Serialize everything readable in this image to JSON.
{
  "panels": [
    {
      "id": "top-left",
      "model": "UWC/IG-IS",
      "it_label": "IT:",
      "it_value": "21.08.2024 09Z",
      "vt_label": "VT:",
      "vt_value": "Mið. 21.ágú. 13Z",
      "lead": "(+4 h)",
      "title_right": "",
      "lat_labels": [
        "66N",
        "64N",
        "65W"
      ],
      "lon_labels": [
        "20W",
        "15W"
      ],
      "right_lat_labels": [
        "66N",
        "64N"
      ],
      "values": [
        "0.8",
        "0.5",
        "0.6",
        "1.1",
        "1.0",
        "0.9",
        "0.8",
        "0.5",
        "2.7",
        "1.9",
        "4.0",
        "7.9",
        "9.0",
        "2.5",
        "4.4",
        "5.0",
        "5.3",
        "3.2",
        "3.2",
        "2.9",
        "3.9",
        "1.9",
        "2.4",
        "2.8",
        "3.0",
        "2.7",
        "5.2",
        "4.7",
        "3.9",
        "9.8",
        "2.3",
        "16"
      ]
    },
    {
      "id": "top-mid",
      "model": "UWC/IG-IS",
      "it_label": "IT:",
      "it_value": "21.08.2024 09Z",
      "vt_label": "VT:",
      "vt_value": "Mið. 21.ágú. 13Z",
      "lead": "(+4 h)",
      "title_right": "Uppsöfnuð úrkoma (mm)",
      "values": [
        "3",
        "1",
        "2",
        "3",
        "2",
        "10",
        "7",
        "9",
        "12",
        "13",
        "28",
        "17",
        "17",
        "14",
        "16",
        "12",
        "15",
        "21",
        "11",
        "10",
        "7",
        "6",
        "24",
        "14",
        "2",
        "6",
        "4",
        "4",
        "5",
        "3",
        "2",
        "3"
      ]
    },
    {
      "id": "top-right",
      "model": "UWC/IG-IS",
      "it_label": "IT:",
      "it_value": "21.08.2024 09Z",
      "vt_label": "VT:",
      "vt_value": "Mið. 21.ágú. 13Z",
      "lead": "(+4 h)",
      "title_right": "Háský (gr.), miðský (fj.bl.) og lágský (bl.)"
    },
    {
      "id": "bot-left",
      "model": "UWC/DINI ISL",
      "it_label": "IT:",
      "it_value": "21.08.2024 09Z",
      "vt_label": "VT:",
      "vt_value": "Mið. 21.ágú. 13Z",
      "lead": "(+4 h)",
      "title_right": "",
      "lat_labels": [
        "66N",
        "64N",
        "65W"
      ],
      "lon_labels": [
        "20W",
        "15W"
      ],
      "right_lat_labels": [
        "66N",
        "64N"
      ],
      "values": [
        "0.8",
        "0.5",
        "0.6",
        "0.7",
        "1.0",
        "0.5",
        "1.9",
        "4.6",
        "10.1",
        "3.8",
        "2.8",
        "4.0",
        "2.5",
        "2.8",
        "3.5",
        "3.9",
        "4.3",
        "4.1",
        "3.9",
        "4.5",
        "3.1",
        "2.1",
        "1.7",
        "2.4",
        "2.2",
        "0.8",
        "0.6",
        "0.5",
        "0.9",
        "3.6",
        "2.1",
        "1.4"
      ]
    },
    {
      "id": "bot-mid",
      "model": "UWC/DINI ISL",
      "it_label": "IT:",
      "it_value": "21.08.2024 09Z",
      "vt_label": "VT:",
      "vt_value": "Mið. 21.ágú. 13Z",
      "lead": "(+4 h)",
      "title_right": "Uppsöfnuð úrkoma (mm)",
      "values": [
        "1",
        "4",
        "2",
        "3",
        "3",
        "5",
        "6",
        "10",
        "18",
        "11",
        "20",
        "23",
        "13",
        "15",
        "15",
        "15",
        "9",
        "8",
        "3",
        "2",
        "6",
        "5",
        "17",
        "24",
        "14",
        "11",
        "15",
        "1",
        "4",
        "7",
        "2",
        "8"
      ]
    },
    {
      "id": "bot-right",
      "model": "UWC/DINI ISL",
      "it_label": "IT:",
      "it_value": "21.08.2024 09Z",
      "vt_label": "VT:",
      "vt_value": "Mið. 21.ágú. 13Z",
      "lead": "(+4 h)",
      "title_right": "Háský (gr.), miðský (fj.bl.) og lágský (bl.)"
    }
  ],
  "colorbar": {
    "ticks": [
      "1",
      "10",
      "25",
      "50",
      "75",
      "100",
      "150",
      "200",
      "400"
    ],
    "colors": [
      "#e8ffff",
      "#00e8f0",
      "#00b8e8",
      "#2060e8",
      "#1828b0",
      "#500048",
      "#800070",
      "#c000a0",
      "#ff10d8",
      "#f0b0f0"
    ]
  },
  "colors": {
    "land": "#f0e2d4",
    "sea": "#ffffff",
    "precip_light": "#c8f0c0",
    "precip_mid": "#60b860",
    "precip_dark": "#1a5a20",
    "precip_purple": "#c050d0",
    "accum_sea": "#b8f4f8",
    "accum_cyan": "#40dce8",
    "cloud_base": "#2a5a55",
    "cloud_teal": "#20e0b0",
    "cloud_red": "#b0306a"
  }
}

-------

- _WHAT THE TASK ASKS_
Take the records above and return them exactly as written.

- _OUTPUT BELOW_
Serialize everything readable in this image to JSON.
{
  "panels": [
    {
      "id": "top-left",
      "model": "UWC/IG-IS",
      "it_label": "IT:",
      "it_value": "21.08.2024 09Z",
      "vt_label": "VT:",
      "vt_value": "Mið. 21.ágú. 13Z",
      "lead": "(+4 h)",
      "title_right": "",
      "lat_labels": [
        "66N",
        "64N",
        "65W"
      ],
      "lon_labels": [
        "20W",
        "15W"
      ],
      "right_lat_labels": [
        "66N",
        "64N"
      ],
      "values": [
        "0.8",
        "0.5",
        "0.6",
        "1.1",
        "1.0",
        "0.9",
        "0.8",
        "0.5",
        "2.7",
        "1.9",
        "4.0",
        "7.9",
        "9.0",
        "2.5",
        "4.4",
        "5.0",
        "5.3",
        "3.2",
        "3.2",
        "2.9",
        "3.9",
        "1.9",
        "2.4",
        "2.8",
        "3.0",
        "2.7",
        "5.2",
        "4.7",
        "3.9",
        "9.8",
        "2.3",
        "16"
      ]
    },
    {
      "id": "top-mid",
      "model": "UWC/IG-IS",
      "it_label": "IT:",
      "it_value": "21.08.2024 09Z",
      "vt_label": "VT:",
      "vt_value": "Mið. 21.ágú. 13Z",
      "lead": "(+4 h)",
      "title_right": "Uppsöfnuð úrkoma (mm)",
      "values": [
        "3",
        "1",
        "2",
        "3",
        "2",
        "10",
        "7",
        "9",
        "12",
        "13",
        "28",
        "17",
        "17",
        "14",
        "16",
        "12",
        "15",
        "21",
        "11",
        "10",
        "7",
        "6",
        "24",
        "14",
        "2",
        "6",
        "4",
        "4",
        "5",
        "3",
        "2",
        "3"
      ]
    },
    {
      "id": "top-right",
      "model": "UWC/IG-IS",
      "it_label": "IT:",
      "it_value": "21.08.2024 09Z",
      "vt_label": "VT:",
      "vt_value": "Mið. 21.ágú. 13Z",
      "lead": "(+4 h)",
      "title_right": "Háský (gr.), miðský (fj.bl.) og lágský (bl.)"
    },
    {
      "id": "bot-left",
      "model": "UWC/DINI ISL",
      "it_label": "IT:",
      "it_value": "21.08.2024 09Z",
      "vt_label": "VT:",
      "vt_value": "Mið. 21.ágú. 13Z",
      "lead": "(+4 h)",
      "title_right": "",
      "lat_labels": [
        "66N",
        "64N",
        "65W"
      ],
      "lon_labels": [
        "20W",
        "15W"
      ],
      "right_lat_labels": [
        "66N",
        "64N"
      ],
      "values": [
        "0.8",
        "0.5",
        "0.6",
        "0.7",
        "1.0",
        "0.5",
        "1.9",
        "4.6",
        "10.1",
        "3.8",
        "2.8",
        "4.0",
        "2.5",
        "2.8",
        "3.5",
        "3.9",
        "4.3",
        "4.1",
        "3.9",
        "4.5",
        "3.1",
        "2.1",
        "1.7",
        "2.4",
        "2.2",
        "0.8",
        "0.6",
        "0.5",
        "0.9",
        "3.6",
        "2.1",
        "1.4"
      ]
    },
    {
      "id": "bot-mid",
      "model": "UWC/DINI ISL",
      "it_label": "IT:",
      "it_value": "21.08.2024 09Z",
      "vt_label": "VT:",
      "vt_value": "Mið. 21.ágú. 13Z",
      "lead": "(+4 h)",
      "title_right": "Uppsöfnuð úrkoma (mm)",
      "values": [
        "1",
        "4",
        "2",
        "3",
        "3",
        "5",
        "6",
        "10",
        "18",
        "11",
        "20",
        "23",
        "13",
        "15",
        "15",
        "15",
        "9",
        "8",
        "3",
        "2",
        "6",
        "5",
        "17",
        "24",
        "14",
        "11",
        "15",
        "1",
        "4",
        "7",
        "2",
        "8"
      ]
    },
    {
      "id": "bot-right",
      "model": "UWC/DINI ISL",
      "it_label": "IT:",
      "it_value": "21.08.2024 09Z",
      "vt_label": "VT:",
      "vt_value": "Mið. 21.ágú. 13Z",
      "lead": "(+4 h)",
      "title_right": "Háský (gr.), miðský (fj.bl.) og lágský (bl.)"
    }
  ],
  "colorbar": {
    "ticks": [
      "1",
      "10",
      "25",
      "50",
      "75",
      "100",
      "150",
      "200",
      "400"
    ],
    "colors": [
      "#e8ffff",
      "#00e8f0",
      "#00b8e8",
      "#2060e8",
      "#1828b0",
      "#500048",
      "#800070",
      "#c000a0",
      "#ff10d8",
      "#f0b0f0"
    ]
  },
  "colors": {
    "land": "#f0e2d4",
    "sea": "#ffffff",
    "precip_light": "#c8f0c0",
    "precip_mid": "#60b860",
    "precip_dark": "#1a5a20",
    "precip_purple": "#c050d0",
    "accum_sea": "#b8f4f8",
    "accum_cyan": "#40dce8",
    "cloud_base": "#2a5a55",
    "cloud_teal": "#20e0b0",
    "cloud_red": "#b0306a"
  }
}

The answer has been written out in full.